## Texto de lectura
------------------------------

Bajo esta advertencia del santo fundador, subyacía también, probablemente, el hecho de que los mejores médicos de la época fueran judíos o musulmanes, a quienes se perseguía sañudamente, pero a los que recurrían habitualmente papas, emperadores, reyes y nobles cuando contraían alguna enfermedad, a pesar de que los concilios de Aviñón, Salamanca y otros foros autorizados habían prohibido taxativamente su consulta. El hecho de que estos infieles se atreviesen a practicar operaciones quirúrgicas, llevó al concilio de Le Mans, en 1248, y a otros posteriormente, a prohibir cualquier práctica similar.
A pesar de las acusaciones de brujería, cárceles y castigos que tuvieron que padecer personas como Arnau de Vilanova, Ramón Llull o Roger Bacon, en el siglo XIII, sus esfuerzos contribuyeron a mantener viva la curiosidad científica y, debido quizá a que estos estudiosos pertenecían a la orden franciscana, los dominicos prohibieron que entrasen en sus monasterios los tratados de medicina y que sus frailes participasen en el estudio de esta materia. Sólo el uso de la oración, de reliquias y de objetos bendecidos, podía utilizarse de manera legítima para curar las dolencias, creando así una cultura que ha llegado hasta nuestros días, como lo atestigua el mercado del agua milagrosa de Lourdes o de San Magí en Tarragona.

------------------------------

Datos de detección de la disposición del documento
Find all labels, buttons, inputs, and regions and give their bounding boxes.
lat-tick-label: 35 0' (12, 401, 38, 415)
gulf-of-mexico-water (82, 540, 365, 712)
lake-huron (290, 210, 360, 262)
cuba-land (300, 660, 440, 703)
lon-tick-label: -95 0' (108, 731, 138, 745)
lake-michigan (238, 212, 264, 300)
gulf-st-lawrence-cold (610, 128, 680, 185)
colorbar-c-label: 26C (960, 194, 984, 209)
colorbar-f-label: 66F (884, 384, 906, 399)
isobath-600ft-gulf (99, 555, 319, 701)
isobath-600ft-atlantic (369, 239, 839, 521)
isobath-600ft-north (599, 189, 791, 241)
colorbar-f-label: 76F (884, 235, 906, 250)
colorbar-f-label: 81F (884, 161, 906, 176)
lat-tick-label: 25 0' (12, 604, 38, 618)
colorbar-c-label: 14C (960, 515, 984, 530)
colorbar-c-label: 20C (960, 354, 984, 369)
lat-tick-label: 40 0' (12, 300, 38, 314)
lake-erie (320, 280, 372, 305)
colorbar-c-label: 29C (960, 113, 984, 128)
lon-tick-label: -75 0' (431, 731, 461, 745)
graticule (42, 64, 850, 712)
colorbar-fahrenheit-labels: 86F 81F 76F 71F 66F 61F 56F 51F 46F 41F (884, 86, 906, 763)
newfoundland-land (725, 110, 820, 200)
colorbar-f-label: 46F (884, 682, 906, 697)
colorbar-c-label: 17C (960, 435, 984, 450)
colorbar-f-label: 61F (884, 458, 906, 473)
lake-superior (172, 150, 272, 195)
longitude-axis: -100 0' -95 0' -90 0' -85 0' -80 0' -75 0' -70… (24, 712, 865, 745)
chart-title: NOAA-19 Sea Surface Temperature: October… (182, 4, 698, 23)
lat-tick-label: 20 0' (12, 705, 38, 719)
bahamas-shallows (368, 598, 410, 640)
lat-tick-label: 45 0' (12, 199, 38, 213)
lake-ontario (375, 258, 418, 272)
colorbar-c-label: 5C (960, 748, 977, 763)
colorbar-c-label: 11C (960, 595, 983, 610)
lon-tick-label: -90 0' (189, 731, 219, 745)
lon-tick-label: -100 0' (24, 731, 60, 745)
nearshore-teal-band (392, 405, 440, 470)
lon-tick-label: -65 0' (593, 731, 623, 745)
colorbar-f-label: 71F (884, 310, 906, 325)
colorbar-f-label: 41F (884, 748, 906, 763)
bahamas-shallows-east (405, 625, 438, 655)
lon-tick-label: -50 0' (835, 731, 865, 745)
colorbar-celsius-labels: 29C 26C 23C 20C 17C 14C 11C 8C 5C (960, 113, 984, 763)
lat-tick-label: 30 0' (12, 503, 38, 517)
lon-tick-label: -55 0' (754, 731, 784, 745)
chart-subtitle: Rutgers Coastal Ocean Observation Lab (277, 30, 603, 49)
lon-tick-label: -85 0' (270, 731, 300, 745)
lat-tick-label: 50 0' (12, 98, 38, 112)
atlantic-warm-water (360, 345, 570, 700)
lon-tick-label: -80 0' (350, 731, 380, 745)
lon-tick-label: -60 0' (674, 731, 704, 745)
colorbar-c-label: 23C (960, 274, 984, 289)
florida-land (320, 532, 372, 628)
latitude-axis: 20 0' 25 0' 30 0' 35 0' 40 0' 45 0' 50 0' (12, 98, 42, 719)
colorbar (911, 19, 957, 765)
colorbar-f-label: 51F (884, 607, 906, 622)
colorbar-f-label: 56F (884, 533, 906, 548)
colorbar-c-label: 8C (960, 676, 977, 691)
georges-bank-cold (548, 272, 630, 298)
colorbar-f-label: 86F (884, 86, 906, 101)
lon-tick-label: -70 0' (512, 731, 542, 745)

------------------------------

## Instrucciones
Determine si cada afirmación concuerda con el texto de lectura; responda sí o no y cite textualmente las palabras que lo deciden.
1. El concilio de Le Mans prohibió en 1248 las prácticas quirúrgicas como las de los médicos judíos o musulmanes.
2. Los dominicos permitían que sus frailes participasen en el estudio de la medicina.
3. Los papas evitaban recurrir a médicos judíos o musulmanes cuando enfermaban.
El listado constituye un material independiente del texto de lectura.

## Respuesta
1. Sí: «llevó al concilio de Le Mans, en 1248, y a otros posteriormente, a prohibir cualquier práctica similar».
2. No: «los dominicos prohibieron que entrasen en sus monasterios los tratados de medicina y que sus frailes participasen en el estudio de esta materia».
3. No: «a los que recurrían habitualmente papas, emperadores, reyes y nobles cuando contraían alguna enfermedad».